Without the pictures, set down every line of the data exactly.

__RAW DATA__:
·····
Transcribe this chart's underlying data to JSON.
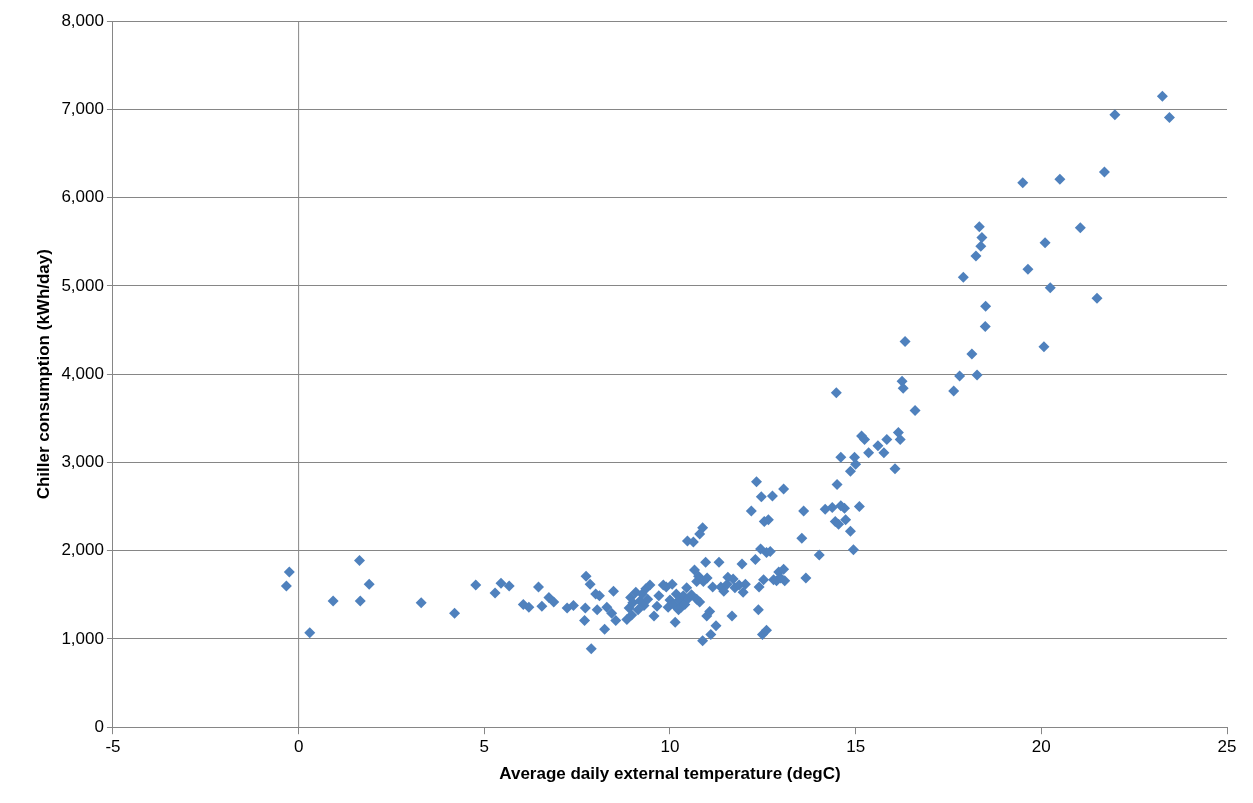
{
  "chart_data": {
    "type": "scatter",
    "xlabel": "Average daily external temperature (degC)",
    "ylabel": "Chiller consumption (kWh/day)",
    "xlim": [
      -5,
      25
    ],
    "xticks": [
      -5,
      0,
      5,
      10,
      15,
      20,
      25
    ],
    "ylim": [
      0,
      8000
    ],
    "yticks": [
      {
        "value": 0,
        "label": "0"
      },
      {
        "value": 1000,
        "label": "1,000"
      },
      {
        "value": 2000,
        "label": "2,000"
      },
      {
        "value": 3000,
        "label": "3,000"
      },
      {
        "value": 4000,
        "label": "4,000"
      },
      {
        "value": 5000,
        "label": "5,000"
      },
      {
        "value": 6000,
        "label": "6,000"
      },
      {
        "value": 7000,
        "label": "7,000"
      },
      {
        "value": 8000,
        "label": "8,000"
      }
    ],
    "grid": "y",
    "legend": false,
    "marker": "diamond",
    "ref_lines": [
      {
        "axis": "x",
        "value": 0,
        "color": "#868686"
      }
    ],
    "series": [
      {
        "color": "#4f81bd",
        "x": [
          -0.33,
          -0.25,
          0.3,
          0.93,
          1.64,
          1.66,
          1.9,
          3.3,
          4.2,
          4.77,
          5.29,
          5.45,
          5.67,
          6.05,
          6.2,
          6.46,
          6.55,
          6.74,
          6.87,
          7.23,
          7.4,
          7.7,
          7.74,
          7.72,
          7.85,
          7.88,
          8.0,
          8.04,
          8.1,
          8.24,
          8.3,
          8.43,
          8.48,
          8.54,
          8.84,
          8.9,
          8.94,
          8.97,
          9.0,
          9.08,
          9.14,
          9.19,
          9.25,
          9.3,
          9.35,
          9.4,
          9.46,
          9.57,
          9.65,
          9.7,
          9.82,
          9.9,
          9.95,
          10.0,
          10.06,
          10.1,
          10.14,
          10.17,
          10.23,
          10.25,
          10.3,
          10.36,
          10.4,
          10.45,
          10.47,
          10.5,
          10.58,
          10.63,
          10.66,
          10.72,
          10.72,
          10.77,
          10.8,
          10.8,
          10.88,
          10.88,
          10.9,
          10.96,
          10.99,
          11.0,
          11.07,
          11.1,
          11.15,
          11.24,
          11.32,
          11.37,
          11.45,
          11.54,
          11.56,
          11.67,
          11.7,
          11.75,
          11.86,
          11.94,
          11.97,
          12.03,
          12.19,
          12.3,
          12.33,
          12.38,
          12.4,
          12.44,
          12.46,
          12.49,
          12.52,
          12.54,
          12.6,
          12.6,
          12.65,
          12.7,
          12.76,
          12.79,
          12.87,
          12.93,
          12.98,
          13.06,
          13.06,
          13.09,
          13.55,
          13.6,
          13.66,
          14.02,
          14.18,
          14.37,
          14.45,
          14.48,
          14.5,
          14.54,
          14.6,
          14.6,
          14.7,
          14.73,
          14.86,
          14.86,
          14.94,
          14.97,
          15.0,
          15.1,
          15.16,
          15.24,
          15.35,
          15.6,
          15.76,
          15.84,
          16.06,
          16.15,
          16.2,
          16.25,
          16.28,
          16.33,
          16.6,
          17.64,
          17.8,
          17.9,
          18.13,
          18.24,
          18.27,
          18.33,
          18.37,
          18.4,
          18.49,
          18.5,
          19.5,
          19.64,
          20.07,
          20.1,
          20.24,
          20.5,
          21.05,
          21.5,
          21.7,
          21.98,
          23.26,
          23.45
        ],
        "values": [
          1600,
          1760,
          1070,
          1430,
          1890,
          1430,
          1620,
          1410,
          1290,
          1610,
          1520,
          1630,
          1600,
          1390,
          1360,
          1590,
          1370,
          1470,
          1420,
          1350,
          1380,
          1210,
          1710,
          1350,
          1620,
          890,
          1510,
          1330,
          1490,
          1110,
          1360,
          1290,
          1540,
          1210,
          1220,
          1350,
          1470,
          1270,
          1410,
          1530,
          1330,
          1430,
          1510,
          1380,
          1570,
          1450,
          1610,
          1260,
          1370,
          1490,
          1610,
          1590,
          1360,
          1440,
          1620,
          1390,
          1190,
          1510,
          1330,
          1440,
          1360,
          1490,
          1390,
          1580,
          2110,
          1460,
          1500,
          2100,
          1780,
          1650,
          1450,
          1710,
          1420,
          2190,
          980,
          2260,
          1650,
          1870,
          1260,
          1690,
          1310,
          1050,
          1590,
          1150,
          1870,
          1590,
          1540,
          1620,
          1700,
          1260,
          1680,
          1580,
          1610,
          1850,
          1530,
          1620,
          2450,
          1900,
          2780,
          1330,
          1590,
          2020,
          2610,
          1050,
          1670,
          2330,
          1100,
          1980,
          2350,
          1990,
          2620,
          1670,
          1660,
          1760,
          1690,
          2700,
          1790,
          1660,
          2140,
          2450,
          1690,
          1950,
          2470,
          2490,
          2330,
          3790,
          2750,
          2300,
          3060,
          2510,
          2480,
          2350,
          2220,
          2900,
          2010,
          3060,
          2980,
          2500,
          3300,
          3260,
          3110,
          3190,
          3110,
          3260,
          2930,
          3340,
          3260,
          3920,
          3840,
          4370,
          3590,
          3810,
          3980,
          5100,
          4230,
          5340,
          3990,
          5670,
          5450,
          5550,
          4540,
          4770,
          6170,
          5190,
          4310,
          5490,
          4980,
          6210,
          5660,
          4860,
          6290,
          6940,
          7150,
          6910
        ]
      }
    ]
  }
}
·····
__RESULT BELOW__:
Transcribe this chart's underlying data to JSON.
{
  "chart_data": {
    "type": "scatter",
    "xlabel": "Average daily external temperature (degC)",
    "ylabel": "Chiller consumption (kWh/day)",
    "xlim": [
      -5,
      25
    ],
    "xticks": [
      -5,
      0,
      5,
      10,
      15,
      20,
      25
    ],
    "ylim": [
      0,
      8000
    ],
    "yticks": [
      {
        "value": 0,
        "label": "0"
      },
      {
        "value": 1000,
        "label": "1,000"
      },
      {
        "value": 2000,
        "label": "2,000"
      },
      {
        "value": 3000,
        "label": "3,000"
      },
      {
        "value": 4000,
        "label": "4,000"
      },
      {
        "value": 5000,
        "label": "5,000"
      },
      {
        "value": 6000,
        "label": "6,000"
      },
      {
        "value": 7000,
        "label": "7,000"
      },
      {
        "value": 8000,
        "label": "8,000"
      }
    ],
    "grid": "y",
    "legend": false,
    "marker": "diamond",
    "ref_lines": [
      {
        "axis": "x",
        "value": 0,
        "color": "#868686"
      }
    ],
    "series": [
      {
        "color": "#4f81bd",
        "x": [
          -0.33,
          -0.25,
          0.3,
          0.93,
          1.64,
          1.66,
          1.9,
          3.3,
          4.2,
          4.77,
          5.29,
          5.45,
          5.67,
          6.05,
          6.2,
          6.46,
          6.55,
          6.74,
          6.87,
          7.23,
          7.4,
          7.7,
          7.74,
          7.72,
          7.85,
          7.88,
          8.0,
          8.04,
          8.1,
          8.24,
          8.3,
          8.43,
          8.48,
          8.54,
          8.84,
          8.9,
          8.94,
          8.97,
          9.0,
          9.08,
          9.14,
          9.19,
          9.25,
          9.3,
          9.35,
          9.4,
          9.46,
          9.57,
          9.65,
          9.7,
          9.82,
          9.9,
          9.95,
          10.0,
          10.06,
          10.1,
          10.14,
          10.17,
          10.23,
          10.25,
          10.3,
          10.36,
          10.4,
          10.45,
          10.47,
          10.5,
          10.58,
          10.63,
          10.66,
          10.72,
          10.72,
          10.77,
          10.8,
          10.8,
          10.88,
          10.88,
          10.9,
          10.96,
          10.99,
          11.0,
          11.07,
          11.1,
          11.15,
          11.24,
          11.32,
          11.37,
          11.45,
          11.54,
          11.56,
          11.67,
          11.7,
          11.75,
          11.86,
          11.94,
          11.97,
          12.03,
          12.19,
          12.3,
          12.33,
          12.38,
          12.4,
          12.44,
          12.46,
          12.49,
          12.52,
          12.54,
          12.6,
          12.6,
          12.65,
          12.7,
          12.76,
          12.79,
          12.87,
          12.93,
          12.98,
          13.06,
          13.06,
          13.09,
          13.55,
          13.6,
          13.66,
          14.02,
          14.18,
          14.37,
          14.45,
          14.48,
          14.5,
          14.54,
          14.6,
          14.6,
          14.7,
          14.73,
          14.86,
          14.86,
          14.94,
          14.97,
          15.0,
          15.1,
          15.16,
          15.24,
          15.35,
          15.6,
          15.76,
          15.84,
          16.06,
          16.15,
          16.2,
          16.25,
          16.28,
          16.33,
          16.6,
          17.64,
          17.8,
          17.9,
          18.13,
          18.24,
          18.27,
          18.33,
          18.37,
          18.4,
          18.49,
          18.5,
          19.5,
          19.64,
          20.07,
          20.1,
          20.24,
          20.5,
          21.05,
          21.5,
          21.7,
          21.98,
          23.26,
          23.45
        ],
        "values": [
          1600,
          1760,
          1070,
          1430,
          1890,
          1430,
          1620,
          1410,
          1290,
          1610,
          1520,
          1630,
          1600,
          1390,
          1360,
          1590,
          1370,
          1470,
          1420,
          1350,
          1380,
          1210,
          1710,
          1350,
          1620,
          890,
          1510,
          1330,
          1490,
          1110,
          1360,
          1290,
          1540,
          1210,
          1220,
          1350,
          1470,
          1270,
          1410,
          1530,
          1330,
          1430,
          1510,
          1380,
          1570,
          1450,
          1610,
          1260,
          1370,
          1490,
          1610,
          1590,
          1360,
          1440,
          1620,
          1390,
          1190,
          1510,
          1330,
          1440,
          1360,
          1490,
          1390,
          1580,
          2110,
          1460,
          1500,
          2100,
          1780,
          1650,
          1450,
          1710,
          1420,
          2190,
          980,
          2260,
          1650,
          1870,
          1260,
          1690,
          1310,
          1050,
          1590,
          1150,
          1870,
          1590,
          1540,
          1620,
          1700,
          1260,
          1680,
          1580,
          1610,
          1850,
          1530,
          1620,
          2450,
          1900,
          2780,
          1330,
          1590,
          2020,
          2610,
          1050,
          1670,
          2330,
          1100,
          1980,
          2350,
          1990,
          2620,
          1670,
          1660,
          1760,
          1690,
          2700,
          1790,
          1660,
          2140,
          2450,
          1690,
          1950,
          2470,
          2490,
          2330,
          3790,
          2750,
          2300,
          3060,
          2510,
          2480,
          2350,
          2220,
          2900,
          2010,
          3060,
          2980,
          2500,
          3300,
          3260,
          3110,
          3190,
          3110,
          3260,
          2930,
          3340,
          3260,
          3920,
          3840,
          4370,
          3590,
          3810,
          3980,
          5100,
          4230,
          5340,
          3990,
          5670,
          5450,
          5550,
          4540,
          4770,
          6170,
          5190,
          4310,
          5490,
          4980,
          6210,
          5660,
          4860,
          6290,
          6940,
          7150,
          6910
        ]
      }
    ]
  }
}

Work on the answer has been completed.